►

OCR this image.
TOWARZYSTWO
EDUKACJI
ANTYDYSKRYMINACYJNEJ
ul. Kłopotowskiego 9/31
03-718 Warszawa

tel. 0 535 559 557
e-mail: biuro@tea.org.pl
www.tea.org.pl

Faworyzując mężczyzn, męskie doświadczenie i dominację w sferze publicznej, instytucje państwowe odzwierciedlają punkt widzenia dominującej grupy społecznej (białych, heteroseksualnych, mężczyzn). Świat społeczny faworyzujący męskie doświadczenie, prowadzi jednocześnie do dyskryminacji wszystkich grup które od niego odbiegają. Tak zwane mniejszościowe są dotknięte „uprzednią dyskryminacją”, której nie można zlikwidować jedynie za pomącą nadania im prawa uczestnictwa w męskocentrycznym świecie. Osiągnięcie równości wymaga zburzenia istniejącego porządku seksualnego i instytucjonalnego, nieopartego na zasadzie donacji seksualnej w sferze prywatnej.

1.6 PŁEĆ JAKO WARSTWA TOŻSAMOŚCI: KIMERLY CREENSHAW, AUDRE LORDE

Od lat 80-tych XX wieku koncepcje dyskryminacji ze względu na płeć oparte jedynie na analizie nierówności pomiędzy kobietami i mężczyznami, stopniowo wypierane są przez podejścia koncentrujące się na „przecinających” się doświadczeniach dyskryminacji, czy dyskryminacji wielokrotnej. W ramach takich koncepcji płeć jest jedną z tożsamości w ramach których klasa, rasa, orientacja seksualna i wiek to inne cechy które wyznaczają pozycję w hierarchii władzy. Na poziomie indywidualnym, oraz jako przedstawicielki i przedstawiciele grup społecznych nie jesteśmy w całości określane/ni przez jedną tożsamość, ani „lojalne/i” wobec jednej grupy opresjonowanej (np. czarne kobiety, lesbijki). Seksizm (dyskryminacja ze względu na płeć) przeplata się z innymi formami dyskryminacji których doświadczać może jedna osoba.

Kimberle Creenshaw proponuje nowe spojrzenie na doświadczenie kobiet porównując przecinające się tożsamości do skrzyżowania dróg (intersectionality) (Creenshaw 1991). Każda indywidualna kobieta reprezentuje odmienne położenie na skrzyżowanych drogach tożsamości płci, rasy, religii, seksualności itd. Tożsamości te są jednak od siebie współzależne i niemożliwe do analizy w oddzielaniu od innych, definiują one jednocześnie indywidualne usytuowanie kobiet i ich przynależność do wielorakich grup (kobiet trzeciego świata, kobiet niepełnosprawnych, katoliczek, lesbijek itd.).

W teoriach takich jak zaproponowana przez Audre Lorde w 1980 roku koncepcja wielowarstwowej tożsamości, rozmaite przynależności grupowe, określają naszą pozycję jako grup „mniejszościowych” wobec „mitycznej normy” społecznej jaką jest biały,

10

◄

### Exercise instructions
Every entry must be quoted exactly as it appears above.

### Complete output
OCR this image.
TOWARZYSTWO
EDUKACJI
ANTYDYSKRYMINACYJNEJ
ul. Kłopotowskiego 9/31
03-718 Warszawa

tel. 0 535 559 557
e-mail: biuro@tea.org.pl
www.tea.org.pl

Faworyzując mężczyzn, męskie doświadczenie i dominację w sferze publicznej, instytucje państwowe odzwierciedlają punkt widzenia dominującej grupy społecznej (białych, heteroseksualnych, mężczyzn). Świat społeczny faworyzujący męskie doświadczenie, prowadzi jednocześnie do dyskryminacji wszystkich grup które od niego odbiegają. Tak zwane mniejszościowe są dotknięte „uprzednią dyskryminacją”, której nie można zlikwidować jedynie za pomącą nadania im prawa uczestnictwa w męskocentrycznym świecie. Osiągnięcie równości wymaga zburzenia istniejącego porządku seksualnego i instytucjonalnego, nieopartego na zasadzie donacji seksualnej w sferze prywatnej.

1.6 PŁEĆ JAKO WARSTWA TOŻSAMOŚCI: KIMERLY CREENSHAW, AUDRE LORDE

Od lat 80-tych XX wieku koncepcje dyskryminacji ze względu na płeć oparte jedynie na analizie nierówności pomiędzy kobietami i mężczyznami, stopniowo wypierane są przez podejścia koncentrujące się na „przecinających” się doświadczeniach dyskryminacji, czy dyskryminacji wielokrotnej. W ramach takich koncepcji płeć jest jedną z tożsamości w ramach których klasa, rasa, orientacja seksualna i wiek to inne cechy które wyznaczają pozycję w hierarchii władzy. Na poziomie indywidualnym, oraz jako przedstawicielki i przedstawiciele grup społecznych nie jesteśmy w całości określane/ni przez jedną tożsamość, ani „lojalne/i” wobec jednej grupy opresjonowanej (np. czarne kobiety, lesbijki). Seksizm (dyskryminacja ze względu na płeć) przeplata się z innymi formami dyskryminacji których doświadczać może jedna osoba.

Kimberle Creenshaw proponuje nowe spojrzenie na doświadczenie kobiet porównując przecinające się tożsamości do skrzyżowania dróg (intersectionality) (Creenshaw 1991). Każda indywidualna kobieta reprezentuje odmienne położenie na skrzyżowanych drogach tożsamości płci, rasy, religii, seksualności itd. Tożsamości te są jednak od siebie współzależne i niemożliwe do analizy w oddzielaniu od innych, definiują one jednocześnie indywidualne usytuowanie kobiet i ich przynależność do wielorakich grup (kobiet trzeciego świata, kobiet niepełnosprawnych, katoliczek, lesbijek itd.).

W teoriach takich jak zaproponowana przez Audre Lorde w 1980 roku koncepcja wielowarstwowej tożsamości, rozmaite przynależności grupowe, określają naszą pozycję jako grup „mniejszościowych” wobec „mitycznej normy” społecznej jaką jest biały,

10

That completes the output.